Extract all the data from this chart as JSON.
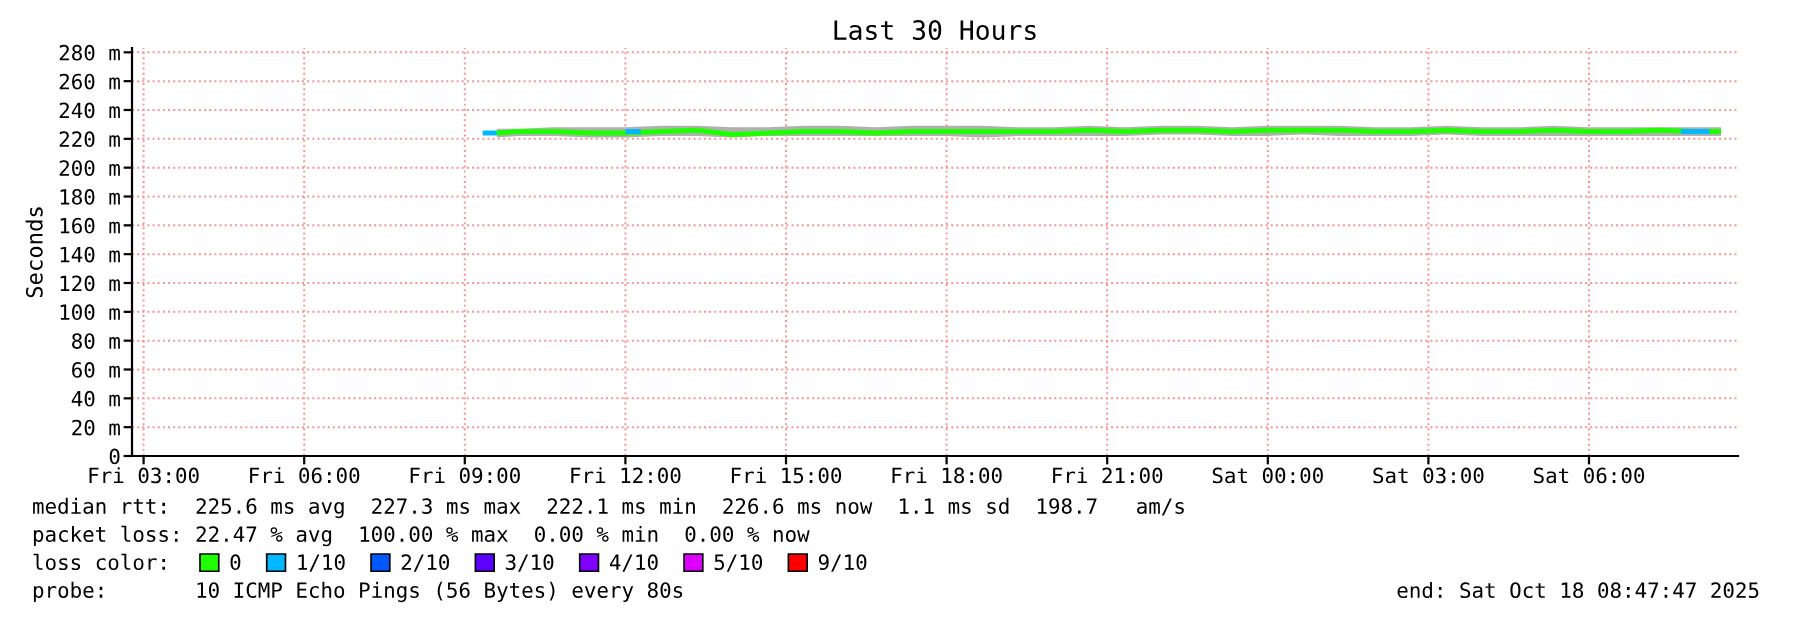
{
  "chart_data": {
    "type": "line",
    "title": "Last 30 Hours",
    "ylabel": "Seconds",
    "xlim": [
      "2025-10-17T02:47",
      "2025-10-18T08:47"
    ],
    "xticks": [
      {
        "value": "2025-10-17T03:00",
        "label": "Fri 03:00"
      },
      {
        "value": "2025-10-17T06:00",
        "label": "Fri 06:00"
      },
      {
        "value": "2025-10-17T09:00",
        "label": "Fri 09:00"
      },
      {
        "value": "2025-10-17T12:00",
        "label": "Fri 12:00"
      },
      {
        "value": "2025-10-17T15:00",
        "label": "Fri 15:00"
      },
      {
        "value": "2025-10-17T18:00",
        "label": "Fri 18:00"
      },
      {
        "value": "2025-10-17T21:00",
        "label": "Fri 21:00"
      },
      {
        "value": "2025-10-18T00:00",
        "label": "Sat 00:00"
      },
      {
        "value": "2025-10-18T03:00",
        "label": "Sat 03:00"
      },
      {
        "value": "2025-10-18T06:00",
        "label": "Sat 06:00"
      }
    ],
    "ylim": [
      0,
      283
    ],
    "yticks": [
      0,
      {
        "value": 20,
        "label": "20 m"
      },
      {
        "value": 40,
        "label": "40 m"
      },
      {
        "value": 60,
        "label": "60 m"
      },
      {
        "value": 80,
        "label": "80 m"
      },
      {
        "value": 100,
        "label": "100 m"
      },
      {
        "value": 120,
        "label": "120 m"
      },
      {
        "value": 140,
        "label": "140 m"
      },
      {
        "value": 160,
        "label": "160 m"
      },
      {
        "value": 180,
        "label": "180 m"
      },
      {
        "value": 200,
        "label": "200 m"
      },
      {
        "value": 220,
        "label": "220 m"
      },
      {
        "value": 240,
        "label": "240 m"
      },
      {
        "value": 260,
        "label": "260 m"
      },
      {
        "value": 280,
        "label": "280 m"
      }
    ],
    "grid": true,
    "legend": "bottom",
    "legend_title": "loss color:",
    "series": [
      {
        "name": "0",
        "color": "#20ff00",
        "x": [
          "2025-10-17T09:36",
          "2025-10-17T10:00",
          "2025-10-17T10:40",
          "2025-10-17T11:20",
          "2025-10-17T12:00",
          "2025-10-17T12:40",
          "2025-10-17T13:20",
          "2025-10-17T14:00",
          "2025-10-17T14:40",
          "2025-10-17T15:20",
          "2025-10-17T16:00",
          "2025-10-17T16:40",
          "2025-10-17T17:20",
          "2025-10-17T18:00",
          "2025-10-17T18:40",
          "2025-10-17T19:20",
          "2025-10-17T20:00",
          "2025-10-17T20:40",
          "2025-10-17T21:20",
          "2025-10-17T22:00",
          "2025-10-17T22:40",
          "2025-10-17T23:20",
          "2025-10-18T00:00",
          "2025-10-18T00:40",
          "2025-10-18T01:20",
          "2025-10-18T02:00",
          "2025-10-18T02:40",
          "2025-10-18T03:20",
          "2025-10-18T04:00",
          "2025-10-18T04:40",
          "2025-10-18T05:20",
          "2025-10-18T06:00",
          "2025-10-18T06:40",
          "2025-10-18T07:20",
          "2025-10-18T08:00",
          "2025-10-18T08:28"
        ],
        "values": [
          224,
          225,
          225,
          224,
          224,
          225,
          226,
          223,
          224,
          225,
          225,
          224,
          225,
          225,
          225,
          225,
          225,
          226,
          225,
          226,
          226,
          225,
          226,
          226,
          226,
          225,
          225,
          226,
          225,
          225,
          226,
          225,
          225,
          226,
          225,
          225
        ],
        "lower": [
          221,
          222,
          222,
          221,
          221,
          222,
          222,
          221,
          222,
          222,
          222,
          222,
          222,
          222,
          221,
          222,
          222,
          222,
          222,
          223,
          223,
          222,
          222,
          223,
          222,
          222,
          222,
          223,
          222,
          222,
          222,
          222,
          222,
          222,
          222,
          222
        ],
        "upper": [
          227,
          227,
          228,
          228,
          228,
          229,
          229,
          228,
          228,
          229,
          229,
          228,
          229,
          229,
          229,
          228,
          228,
          229,
          228,
          229,
          229,
          228,
          229,
          229,
          229,
          228,
          228,
          229,
          228,
          228,
          229,
          228,
          228,
          228,
          228,
          228
        ]
      },
      {
        "name": "1/10",
        "color": "#00b8ff",
        "x": [
          "2025-10-17T09:20",
          "2025-10-17T09:36",
          "2025-10-17T10:00",
          "2025-10-17T12:00",
          "2025-10-17T12:17",
          "2025-10-18T07:00",
          "2025-10-18T07:43",
          "2025-10-18T08:15"
        ],
        "values": [
          224,
          224,
          null,
          225,
          225,
          null,
          225,
          225
        ]
      },
      {
        "name": "2/10",
        "color": "#0059ff"
      },
      {
        "name": "3/10",
        "color": "#5e00ff"
      },
      {
        "name": "4/10",
        "color": "#7e00ff"
      },
      {
        "name": "5/10",
        "color": "#dd00ff"
      },
      {
        "name": "9/10",
        "color": "#ff0000"
      }
    ],
    "annotations": [
      "median rtt:  225.6 ms avg  227.3 ms max  222.1 ms min  226.6 ms now  1.1 ms sd  198.7   am/s",
      "packet loss: 22.47 % avg  100.00 % max  0.00 % min  0.00 % now",
      "probe:       10 ICMP Echo Pings (56 Bytes) every 80s",
      "end: Sat Oct 18 08:47:47 2025"
    ]
  }
}
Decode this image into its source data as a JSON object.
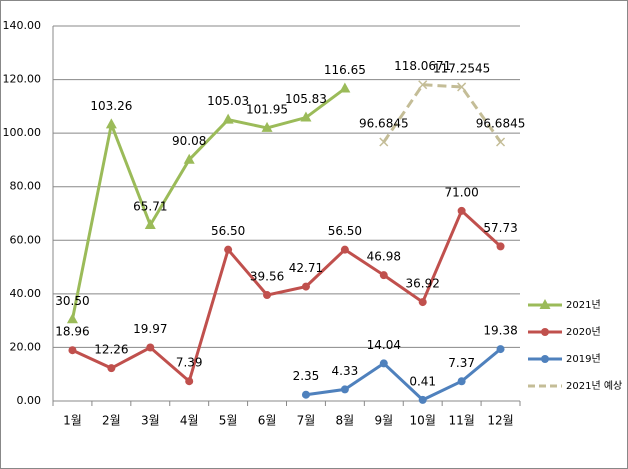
{
  "chart_data": {
    "type": "line",
    "categories": [
      "1월",
      "2월",
      "3월",
      "4월",
      "5월",
      "6월",
      "7월",
      "8월",
      "9월",
      "10월",
      "11월",
      "12월"
    ],
    "series": [
      {
        "name": "2021년",
        "color": "#9bbb59",
        "marker": "triangle",
        "dashed": false,
        "values": [
          30.5,
          103.26,
          65.71,
          90.08,
          105.03,
          101.95,
          105.83,
          116.65,
          null,
          null,
          null,
          null
        ],
        "value_labels": [
          "30.50",
          "103.26",
          "65.71",
          "90.08",
          "105.03",
          "101.95",
          "105.83",
          "116.65",
          null,
          null,
          null,
          null
        ]
      },
      {
        "name": "2020년",
        "color": "#c0504d",
        "marker": "circle",
        "dashed": false,
        "values": [
          18.96,
          12.26,
          19.97,
          7.39,
          56.5,
          39.56,
          42.71,
          56.5,
          46.98,
          36.92,
          71,
          57.73
        ],
        "value_labels": [
          "18.96",
          "12.26",
          "19.97",
          "7.39",
          "56.50",
          "39.56",
          "42.71",
          "56.50",
          "46.98",
          "36.92",
          "71.00",
          "57.73"
        ]
      },
      {
        "name": "2019년",
        "color": "#4f81bd",
        "marker": "circle",
        "dashed": false,
        "values": [
          null,
          null,
          null,
          null,
          null,
          null,
          2.35,
          4.33,
          14.04,
          0.41,
          7.37,
          19.38
        ],
        "value_labels": [
          null,
          null,
          null,
          null,
          null,
          null,
          "2.35",
          "4.33",
          "14.04",
          "0.41",
          "7.37",
          "19.38"
        ]
      },
      {
        "name": "2021년 예상",
        "color": "#c4bd97",
        "marker": "x",
        "dashed": true,
        "values": [
          null,
          null,
          null,
          null,
          null,
          null,
          null,
          null,
          96.6845,
          118.0671,
          117.2545,
          96.6845
        ],
        "value_labels": [
          null,
          null,
          null,
          null,
          null,
          null,
          null,
          null,
          "96.6845",
          "118.0671",
          "117.2545",
          "96.6845"
        ]
      }
    ],
    "ylim": [
      0,
      140
    ],
    "yticks": [
      {
        "value": 0,
        "label": "0.00"
      },
      {
        "value": 20,
        "label": "20.00"
      },
      {
        "value": 40,
        "label": "40.00"
      },
      {
        "value": 60,
        "label": "60.00"
      },
      {
        "value": 80,
        "label": "80.00"
      },
      {
        "value": 100,
        "label": "100.00"
      },
      {
        "value": 120,
        "label": "120.00"
      },
      {
        "value": 140,
        "label": "140.00"
      }
    ],
    "grid": true,
    "legend": "right"
  }
}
════════
[Your task]
Using the material above, copy every line in which the string "JSON" occurs.

[Full answer]
Extract all the data from this chart as JSON.
Decode this image into its source data as a JSON object.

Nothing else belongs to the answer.